■ **Data to use**
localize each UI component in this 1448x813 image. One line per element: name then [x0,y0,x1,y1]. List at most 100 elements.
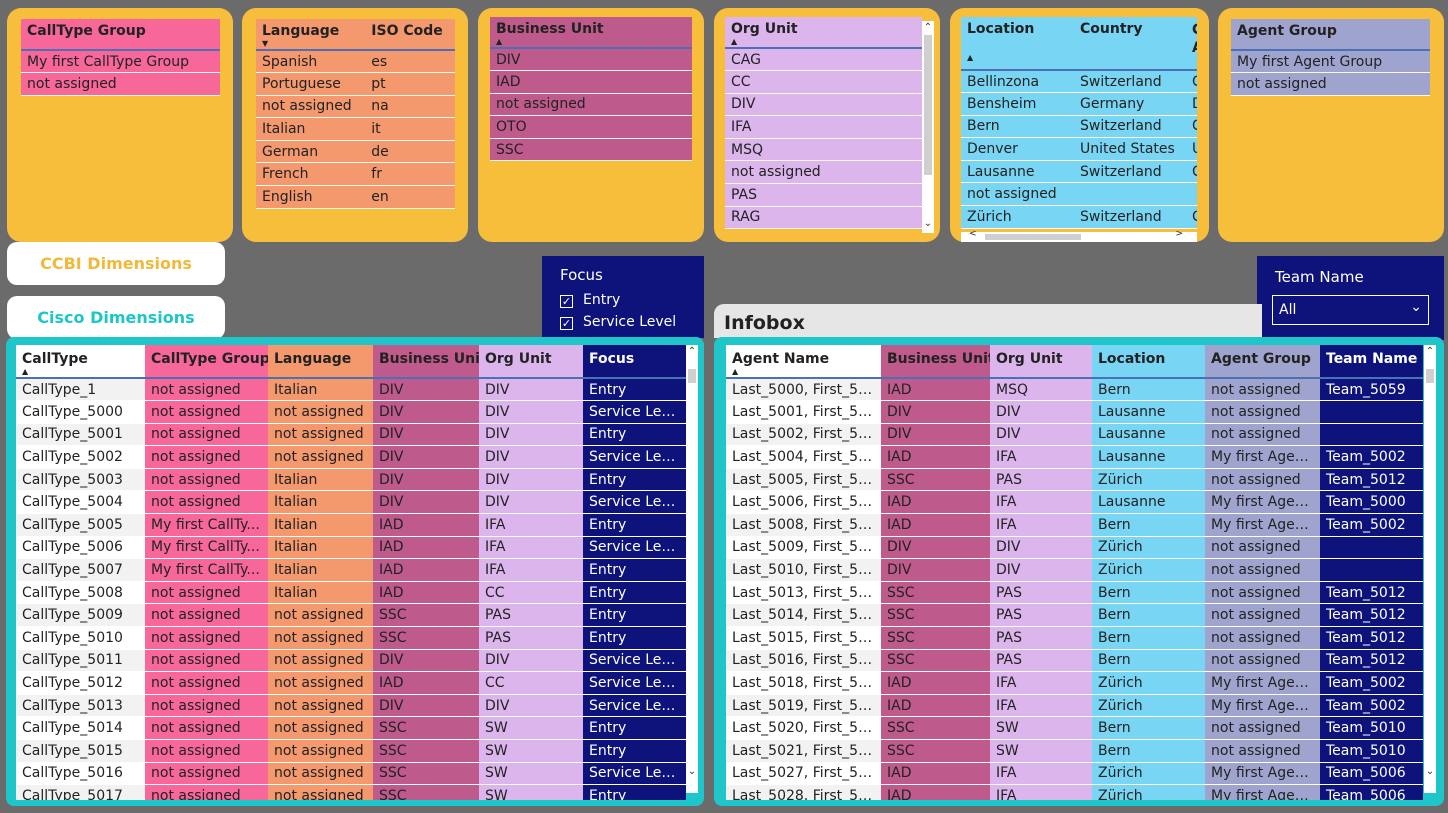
table-row[interactable]: CallType_5002 not assigned not assigned DIV… [16,445,686,469]
column-header[interactable]: Business Unit [373,345,479,379]
location-hscrollbar[interactable]: < > [961,229,1197,242]
calltype-group-header[interactable]: CallType Group [21,19,220,51]
agent-group-header[interactable]: Agent Group [1231,19,1430,51]
table-row[interactable]: Last_5008, First_5008 IAD IFA Bern My first … [726,513,1423,537]
list-item[interactable]: DenverUnited StatesU [961,137,1197,161]
table-row[interactable]: CallType_5009 not assigned not assigned SSC… [16,603,686,628]
table-row[interactable]: CallType_5014 not assigned not assigned SSC… [16,716,686,740]
table-row[interactable]: Last_5010, First_5010 DIV DIV Zürich not ass… [726,558,1423,582]
list-item[interactable]: not assigned [1231,72,1430,96]
scroll-thumb[interactable] [688,369,696,383]
table-row[interactable]: Last_5021, First_5021 SSC SW Bern not assign… [726,739,1423,763]
table-row[interactable]: Last_5019, First_5019 IAD IFA Zürich My firs… [726,694,1423,718]
list-item[interactable]: CC [725,70,922,94]
column-header[interactable]: Language [268,345,373,379]
list-item[interactable]: Portuguese pt [256,72,455,96]
table-row[interactable]: Last_5013, First_5013 SSC PAS Bern not assig… [726,581,1423,605]
list-item[interactable]: Spanish es [256,50,455,74]
table-row[interactable]: CallType_5003 not assigned Italian DIV DIV En… [16,468,686,492]
column-header[interactable]: Agent Group [1205,345,1320,379]
list-item[interactable]: RAG [725,206,922,230]
column-header[interactable]: Agent Name ▲ [726,345,881,379]
table-row[interactable]: CallType_5017 not assigned not assigned SSC… [16,784,686,800]
scroll-thumb[interactable] [1426,369,1434,383]
list-item[interactable]: not assigned [490,93,692,117]
column-header[interactable]: Business Unit [881,345,990,379]
list-item[interactable]: LausanneSwitzerlandC [961,160,1197,184]
language-header[interactable]: Language ▼ [256,19,366,51]
list-item[interactable]: SSC [490,138,692,162]
column-header[interactable]: CallType ▲ [16,345,145,379]
list-item[interactable]: PAS [725,183,922,207]
scroll-down-icon[interactable]: ⌄ [1424,765,1436,779]
table-row[interactable]: Last_5028, First_5028 IAD IFA Zürich My firs… [726,784,1423,800]
column-header[interactable]: Org Unit [990,345,1092,379]
country-header[interactable]: Country [1074,17,1186,71]
table-row[interactable]: CallType_5015 not assigned not assigned SSC… [16,739,686,763]
scroll-up-icon[interactable]: ⌃ [1424,345,1436,359]
scroll-thumb[interactable] [924,35,932,175]
list-item[interactable]: DIV [725,93,922,117]
list-item[interactable]: My first Agent Group [1231,50,1430,74]
column-header[interactable]: CallType Group [145,345,268,379]
truncated-header[interactable]: CA [1186,17,1197,71]
scroll-down-icon[interactable]: ⌄ [686,765,698,779]
list-item[interactable]: IAD [490,70,692,94]
list-item[interactable]: DIV [490,48,692,72]
list-item[interactable]: BernSwitzerlandC [961,115,1197,139]
focus-option-service-level[interactable]: ✓ Service Level [560,314,676,330]
business-unit-header[interactable]: Business Unit ▲ [490,17,692,49]
list-item[interactable]: BellinzonaSwitzerlandC [961,70,1197,94]
table-row[interactable]: CallType_5011 not assigned not assigned DIV… [16,649,686,673]
scroll-down-icon[interactable]: ⌄ [922,217,934,231]
table-row[interactable]: CallType_5000 not assigned not assigned DIV… [16,400,686,424]
table-row[interactable]: Last_5004, First_5004 IAD IFA Lausanne My fi… [726,445,1423,469]
table-row[interactable]: Last_5009, First_5009 DIV DIV Zürich not ass… [726,536,1423,560]
table-row[interactable]: Last_5015, First_5015 SSC PAS Bern not assig… [726,626,1423,650]
table-row[interactable]: CallType_5001 not assigned not assigned DIV… [16,423,686,447]
list-item[interactable]: CAG [725,48,922,72]
table-row[interactable]: Last_5002, First_5002 DIV DIV Lausanne not a… [726,423,1423,447]
table-row[interactable]: CallType_5005 My first CallTy... Italian IA… [16,513,686,537]
column-header[interactable]: Focus [583,345,686,379]
focus-option-entry[interactable]: ✓ Entry [560,292,620,308]
scroll-up-icon[interactable]: ⌃ [686,345,698,359]
table-row[interactable]: Last_5001, First_5001 DIV DIV Lausanne not a… [726,400,1423,424]
list-item[interactable]: English en [256,185,455,209]
scroll-right-icon[interactable]: > [1175,229,1183,239]
team-name-dropdown[interactable]: All ⌄ [1272,295,1429,325]
iso-code-header[interactable]: ISO Code [365,19,455,51]
table-row[interactable]: Last_5027, First_5027 IAD IFA Zürich My firs… [726,762,1423,786]
table-row[interactable]: CallType_5012 not assigned not assigned IAD… [16,671,686,695]
scroll-thumb[interactable] [985,234,1081,240]
table-row[interactable]: Last_5018, First_5018 IAD IFA Zürich My firs… [726,671,1423,695]
table-row[interactable]: CallType_5013 not assigned not assigned DIV… [16,694,686,718]
list-item[interactable]: not assigned [725,160,922,185]
table-row[interactable]: Last_5016, First_5016 SSC PAS Bern not assig… [726,649,1423,673]
org-unit-scrollbar[interactable]: ⌃ ⌄ [922,21,934,233]
location-header[interactable]: Location ▲ [961,17,1074,71]
list-item[interactable]: not assigned [961,182,1197,207]
list-item[interactable]: OTO [490,115,692,139]
list-item[interactable]: BensheimGermanyD [961,92,1197,116]
table-row[interactable]: Last_5005, First_5005 SSC PAS Zürich not ass… [726,468,1423,492]
list-item[interactable]: My first CallType Group [21,50,220,74]
column-header[interactable]: Location [1092,345,1205,379]
calltype-table-scrollbar[interactable]: ⌃ ⌄ [686,345,698,793]
table-row[interactable]: CallType_5010 not assigned not assigned SSC… [16,626,686,650]
list-item[interactable]: ZürichSwitzerlandC [961,205,1197,229]
list-item[interactable]: IFA [725,115,922,139]
scroll-up-icon[interactable]: ⌃ [922,21,934,35]
org-unit-header[interactable]: Org Unit ▲ [725,17,922,49]
list-item[interactable]: not assigned na [256,95,455,119]
table-row[interactable]: CallType_5008 not assigned Italian IAD CC Ent… [16,581,686,605]
checkbox-checked-icon[interactable]: ✓ [560,295,573,308]
table-row[interactable]: CallType_5016 not assigned not assigned SSC… [16,762,686,786]
list-item[interactable]: MSQ [725,138,922,162]
cisco-dimensions-button[interactable]: Cisco Dimensions [7,296,225,339]
column-header[interactable]: Team Name [1320,345,1423,379]
agent-table-scrollbar[interactable]: ⌃ ⌄ [1424,345,1436,793]
list-item[interactable]: French fr [256,162,455,187]
table-row[interactable]: CallType_1 not assigned Italian DIV DIV Entry [16,378,686,402]
column-header[interactable]: Org Unit [479,345,583,379]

■ **Brief**
Please set down every one of the records above word for word, leaving out the pictures.

■ **Task result**
localize each UI component in this 1448x813 image. One line per element: name then [x0,y0,x1,y1]. List at most 100 elements.
table-row[interactable]: CallType_5002 not assigned not assigned DIV… [16,445,686,469]
column-header[interactable]: Business Unit [373,345,479,379]
location-hscrollbar[interactable]: < > [961,229,1197,242]
calltype-group-header[interactable]: CallType Group [21,19,220,51]
agent-group-header[interactable]: Agent Group [1231,19,1430,51]
table-row[interactable]: Last_5008, First_5008 IAD IFA Bern My first … [726,513,1423,537]
list-item[interactable]: DenverUnited StatesU [961,137,1197,161]
table-row[interactable]: CallType_5009 not assigned not assigned SSC… [16,603,686,628]
table-row[interactable]: CallType_5014 not assigned not assigned SSC… [16,716,686,740]
table-row[interactable]: Last_5010, First_5010 DIV DIV Zürich not ass… [726,558,1423,582]
list-item[interactable]: not assigned [1231,72,1430,96]
scroll-thumb[interactable] [688,369,696,383]
table-row[interactable]: Last_5021, First_5021 SSC SW Bern not assign… [726,739,1423,763]
table-row[interactable]: Last_5019, First_5019 IAD IFA Zürich My firs… [726,694,1423,718]
list-item[interactable]: CC [725,70,922,94]
column-header[interactable]: Language [268,345,373,379]
list-item[interactable]: Portuguese pt [256,72,455,96]
table-row[interactable]: Last_5013, First_5013 SSC PAS Bern not assig… [726,581,1423,605]
list-item[interactable]: Spanish es [256,50,455,74]
table-row[interactable]: CallType_5003 not assigned Italian DIV DIV En… [16,468,686,492]
column-header[interactable]: Agent Group [1205,345,1320,379]
list-item[interactable]: RAG [725,206,922,230]
column-header[interactable]: Agent Name ▲ [726,345,881,379]
table-row[interactable]: CallType_5017 not assigned not assigned SSC… [16,784,686,800]
scroll-thumb[interactable] [1426,369,1434,383]
list-item[interactable]: not assigned [490,93,692,117]
column-header[interactable]: Business Unit [881,345,990,379]
list-item[interactable]: LausanneSwitzerlandC [961,160,1197,184]
language-header[interactable]: Language ▼ [256,19,366,51]
list-item[interactable]: SSC [490,138,692,162]
column-header[interactable]: CallType ▲ [16,345,145,379]
list-item[interactable]: PAS [725,183,922,207]
scroll-down-icon[interactable]: ⌄ [1424,765,1436,779]
table-row[interactable]: Last_5028, First_5028 IAD IFA Zürich My firs… [726,784,1423,800]
column-header[interactable]: Org Unit [990,345,1092,379]
country-header[interactable]: Country [1074,17,1186,71]
table-row[interactable]: CallType_5015 not assigned not assigned SSC… [16,739,686,763]
scroll-up-icon[interactable]: ⌃ [1424,345,1436,359]
scroll-thumb[interactable] [924,35,932,175]
list-item[interactable]: DIV [725,93,922,117]
list-item[interactable]: My first Agent Group [1231,50,1430,74]
column-header[interactable]: CallType Group [145,345,268,379]
truncated-header[interactable]: CA [1186,17,1197,71]
scroll-down-icon[interactable]: ⌄ [686,765,698,779]
list-item[interactable]: IAD [490,70,692,94]
list-item[interactable]: DIV [490,48,692,72]
list-item[interactable]: BernSwitzerlandC [961,115,1197,139]
focus-option-service-level[interactable]: ✓ Service Level [560,314,676,330]
business-unit-header[interactable]: Business Unit ▲ [490,17,692,49]
list-item[interactable]: BellinzonaSwitzerlandC [961,70,1197,94]
table-row[interactable]: CallType_5011 not assigned not assigned DIV… [16,649,686,673]
scroll-down-icon[interactable]: ⌄ [922,217,934,231]
table-row[interactable]: CallType_5000 not assigned not assigned DIV… [16,400,686,424]
table-row[interactable]: Last_5004, First_5004 IAD IFA Lausanne My fi… [726,445,1423,469]
table-row[interactable]: Last_5009, First_5009 DIV DIV Zürich not ass… [726,536,1423,560]
table-row[interactable]: Last_5015, First_5015 SSC PAS Bern not assig… [726,626,1423,650]
table-row[interactable]: CallType_5001 not assigned not assigned DIV… [16,423,686,447]
list-item[interactable]: CAG [725,48,922,72]
table-row[interactable]: Last_5002, First_5002 DIV DIV Lausanne not a… [726,423,1423,447]
table-row[interactable]: CallType_5005 My first CallTy... Italian IA… [16,513,686,537]
column-header[interactable]: Focus [583,345,686,379]
focus-option-entry[interactable]: ✓ Entry [560,292,620,308]
scroll-up-icon[interactable]: ⌃ [686,345,698,359]
table-row[interactable]: Last_5001, First_5001 DIV DIV Lausanne not a… [726,400,1423,424]
list-item[interactable]: English en [256,185,455,209]
scroll-right-icon[interactable]: > [1175,229,1183,239]
team-name-dropdown[interactable]: All ⌄ [1272,295,1429,325]
iso-code-header[interactable]: ISO Code [365,19,455,51]
table-row[interactable]: Last_5027, First_5027 IAD IFA Zürich My firs… [726,762,1423,786]
table-row[interactable]: CallType_5012 not assigned not assigned IAD… [16,671,686,695]
scroll-thumb[interactable] [985,234,1081,240]
table-row[interactable]: Last_5018, First_5018 IAD IFA Zürich My firs… [726,671,1423,695]
table-row[interactable]: CallType_5013 not assigned not assigned DIV… [16,694,686,718]
list-item[interactable]: not assigned [725,160,922,185]
table-row[interactable]: Last_5016, First_5016 SSC PAS Bern not assig… [726,649,1423,673]
org-unit-scrollbar[interactable]: ⌃ ⌄ [922,21,934,233]
location-header[interactable]: Location ▲ [961,17,1074,71]
list-item[interactable]: not assigned [961,182,1197,207]
list-item[interactable]: OTO [490,115,692,139]
list-item[interactable]: BensheimGermanyD [961,92,1197,116]
table-row[interactable]: Last_5005, First_5005 SSC PAS Zürich not ass… [726,468,1423,492]
list-item[interactable]: My first CallType Group [21,50,220,74]
column-header[interactable]: Location [1092,345,1205,379]
calltype-table-scrollbar[interactable]: ⌃ ⌄ [686,345,698,793]
table-row[interactable]: CallType_5010 not assigned not assigned SSC… [16,626,686,650]
list-item[interactable]: ZürichSwitzerlandC [961,205,1197,229]
list-item[interactable]: IFA [725,115,922,139]
scroll-up-icon[interactable]: ⌃ [922,21,934,35]
org-unit-header[interactable]: Org Unit ▲ [725,17,922,49]
list-item[interactable]: not assigned na [256,95,455,119]
table-row[interactable]: CallType_5008 not assigned Italian IAD CC Ent… [16,581,686,605]
checkbox-checked-icon[interactable]: ✓ [560,295,573,308]
table-row[interactable]: CallType_5016 not assigned not assigned SSC… [16,762,686,786]
list-item[interactable]: MSQ [725,138,922,162]
cisco-dimensions-button[interactable]: Cisco Dimensions [7,296,225,339]
column-header[interactable]: Team Name [1320,345,1423,379]
agent-table-scrollbar[interactable]: ⌃ ⌄ [1424,345,1436,793]
list-item[interactable]: French fr [256,162,455,187]
table-row[interactable]: CallType_1 not assigned Italian DIV DIV Entry [16,378,686,402]
column-header[interactable]: Org Unit [479,345,583,379]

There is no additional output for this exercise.